■ Data listing:
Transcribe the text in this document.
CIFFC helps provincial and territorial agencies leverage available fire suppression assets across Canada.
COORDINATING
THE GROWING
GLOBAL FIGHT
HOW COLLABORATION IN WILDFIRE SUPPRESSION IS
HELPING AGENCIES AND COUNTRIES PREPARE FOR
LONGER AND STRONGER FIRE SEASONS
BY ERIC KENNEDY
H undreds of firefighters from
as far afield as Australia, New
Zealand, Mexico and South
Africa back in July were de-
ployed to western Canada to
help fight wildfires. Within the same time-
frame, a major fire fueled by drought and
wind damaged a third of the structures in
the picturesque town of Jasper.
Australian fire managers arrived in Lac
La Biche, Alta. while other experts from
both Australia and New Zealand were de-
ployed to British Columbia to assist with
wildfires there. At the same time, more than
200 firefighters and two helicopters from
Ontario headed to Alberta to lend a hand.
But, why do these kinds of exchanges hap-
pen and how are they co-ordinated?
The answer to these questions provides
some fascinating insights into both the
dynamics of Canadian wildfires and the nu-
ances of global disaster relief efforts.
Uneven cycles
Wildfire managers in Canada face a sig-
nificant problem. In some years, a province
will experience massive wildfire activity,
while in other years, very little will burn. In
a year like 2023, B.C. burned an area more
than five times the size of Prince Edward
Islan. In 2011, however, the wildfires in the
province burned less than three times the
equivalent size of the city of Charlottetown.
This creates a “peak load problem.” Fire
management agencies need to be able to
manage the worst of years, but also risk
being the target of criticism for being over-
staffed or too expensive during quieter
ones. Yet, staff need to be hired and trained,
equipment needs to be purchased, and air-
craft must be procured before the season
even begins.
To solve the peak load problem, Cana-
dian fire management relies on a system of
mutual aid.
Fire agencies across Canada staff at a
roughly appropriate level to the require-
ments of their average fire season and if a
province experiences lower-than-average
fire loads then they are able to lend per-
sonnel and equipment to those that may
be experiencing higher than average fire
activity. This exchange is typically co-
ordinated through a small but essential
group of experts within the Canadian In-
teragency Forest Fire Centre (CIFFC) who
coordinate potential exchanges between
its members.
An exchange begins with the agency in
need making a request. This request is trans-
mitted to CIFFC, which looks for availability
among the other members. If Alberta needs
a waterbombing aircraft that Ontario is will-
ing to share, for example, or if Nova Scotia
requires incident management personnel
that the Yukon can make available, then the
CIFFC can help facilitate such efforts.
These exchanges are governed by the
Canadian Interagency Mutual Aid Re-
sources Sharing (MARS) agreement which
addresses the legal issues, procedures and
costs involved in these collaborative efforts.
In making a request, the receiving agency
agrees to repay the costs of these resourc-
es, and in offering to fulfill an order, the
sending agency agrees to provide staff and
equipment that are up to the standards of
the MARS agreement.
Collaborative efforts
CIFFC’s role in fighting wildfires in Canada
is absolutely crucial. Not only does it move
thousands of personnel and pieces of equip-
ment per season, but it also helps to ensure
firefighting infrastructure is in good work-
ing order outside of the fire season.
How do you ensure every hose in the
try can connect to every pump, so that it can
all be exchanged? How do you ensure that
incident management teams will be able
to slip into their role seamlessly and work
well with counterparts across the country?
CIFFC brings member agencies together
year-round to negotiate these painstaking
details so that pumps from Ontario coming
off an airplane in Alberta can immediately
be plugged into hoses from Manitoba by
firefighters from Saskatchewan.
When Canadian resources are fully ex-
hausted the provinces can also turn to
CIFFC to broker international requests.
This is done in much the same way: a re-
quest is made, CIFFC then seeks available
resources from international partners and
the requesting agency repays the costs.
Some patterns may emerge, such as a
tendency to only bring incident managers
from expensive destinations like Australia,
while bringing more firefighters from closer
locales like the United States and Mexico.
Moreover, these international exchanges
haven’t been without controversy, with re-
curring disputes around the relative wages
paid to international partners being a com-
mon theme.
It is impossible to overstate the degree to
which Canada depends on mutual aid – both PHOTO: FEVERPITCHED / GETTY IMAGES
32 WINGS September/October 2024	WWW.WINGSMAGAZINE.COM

■ Required work:
Copy each record from above exactly, and include every line.

■ Answer to the task:
Transcribe the text in this document.
CIFFC helps provincial and territorial agencies leverage available fire suppression assets across Canada.
COORDINATING
THE GROWING
GLOBAL FIGHT
HOW COLLABORATION IN WILDFIRE SUPPRESSION IS
HELPING AGENCIES AND COUNTRIES PREPARE FOR
LONGER AND STRONGER FIRE SEASONS
BY ERIC KENNEDY
H undreds of firefighters from
as far afield as Australia, New
Zealand, Mexico and South
Africa back in July were de-
ployed to western Canada to
help fight wildfires. Within the same time-
frame, a major fire fueled by drought and
wind damaged a third of the structures in
the picturesque town of Jasper.
Australian fire managers arrived in Lac
La Biche, Alta. while other experts from
both Australia and New Zealand were de-
ployed to British Columbia to assist with
wildfires there. At the same time, more than
200 firefighters and two helicopters from
Ontario headed to Alberta to lend a hand.
But, why do these kinds of exchanges hap-
pen and how are they co-ordinated?
The answer to these questions provides
some fascinating insights into both the
dynamics of Canadian wildfires and the nu-
ances of global disaster relief efforts.
Uneven cycles
Wildfire managers in Canada face a sig-
nificant problem. In some years, a province
will experience massive wildfire activity,
while in other years, very little will burn. In
a year like 2023, B.C. burned an area more
than five times the size of Prince Edward
Islan. In 2011, however, the wildfires in the
province burned less than three times the
equivalent size of the city of Charlottetown.
This creates a “peak load problem.” Fire
management agencies need to be able to
manage the worst of years, but also risk
being the target of criticism for being over-
staffed or too expensive during quieter
ones. Yet, staff need to be hired and trained,
equipment needs to be purchased, and air-
craft must be procured before the season
even begins.
To solve the peak load problem, Cana-
dian fire management relies on a system of
mutual aid.
Fire agencies across Canada staff at a
roughly appropriate level to the require-
ments of their average fire season and if a
province experiences lower-than-average
fire loads then they are able to lend per-
sonnel and equipment to those that may
be experiencing higher than average fire
activity. This exchange is typically co-
ordinated through a small but essential
group of experts within the Canadian In-
teragency Forest Fire Centre (CIFFC) who
coordinate potential exchanges between
its members.
An exchange begins with the agency in
need making a request. This request is trans-
mitted to CIFFC, which looks for availability
among the other members. If Alberta needs
a waterbombing aircraft that Ontario is will-
ing to share, for example, or if Nova Scotia
requires incident management personnel
that the Yukon can make available, then the
CIFFC can help facilitate such efforts.
These exchanges are governed by the
Canadian Interagency Mutual Aid Re-
sources Sharing (MARS) agreement which
addresses the legal issues, procedures and
costs involved in these collaborative efforts.
In making a request, the receiving agency
agrees to repay the costs of these resourc-
es, and in offering to fulfill an order, the
sending agency agrees to provide staff and
equipment that are up to the standards of
the MARS agreement.
Collaborative efforts
CIFFC’s role in fighting wildfires in Canada
is absolutely crucial. Not only does it move
thousands of personnel and pieces of equip-
ment per season, but it also helps to ensure
firefighting infrastructure is in good work-
ing order outside of the fire season.
How do you ensure every hose in the
try can connect to every pump, so that it can
all be exchanged? How do you ensure that
incident management teams will be able
to slip into their role seamlessly and work
well with counterparts across the country?
CIFFC brings member agencies together
year-round to negotiate these painstaking
details so that pumps from Ontario coming
off an airplane in Alberta can immediately
be plugged into hoses from Manitoba by
firefighters from Saskatchewan.
When Canadian resources are fully ex-
hausted the provinces can also turn to
CIFFC to broker international requests.
This is done in much the same way: a re-
quest is made, CIFFC then seeks available
resources from international partners and
the requesting agency repays the costs.
Some patterns may emerge, such as a
tendency to only bring incident managers
from expensive destinations like Australia,
while bringing more firefighters from closer
locales like the United States and Mexico.
Moreover, these international exchanges
haven’t been without controversy, with re-
curring disputes around the relative wages
paid to international partners being a com-
mon theme.
It is impossible to overstate the degree to
which Canada depends on mutual aid – both PHOTO: FEVERPITCHED / GETTY IMAGES
32 WINGS September/October 2024	WWW.WINGSMAGAZINE.COM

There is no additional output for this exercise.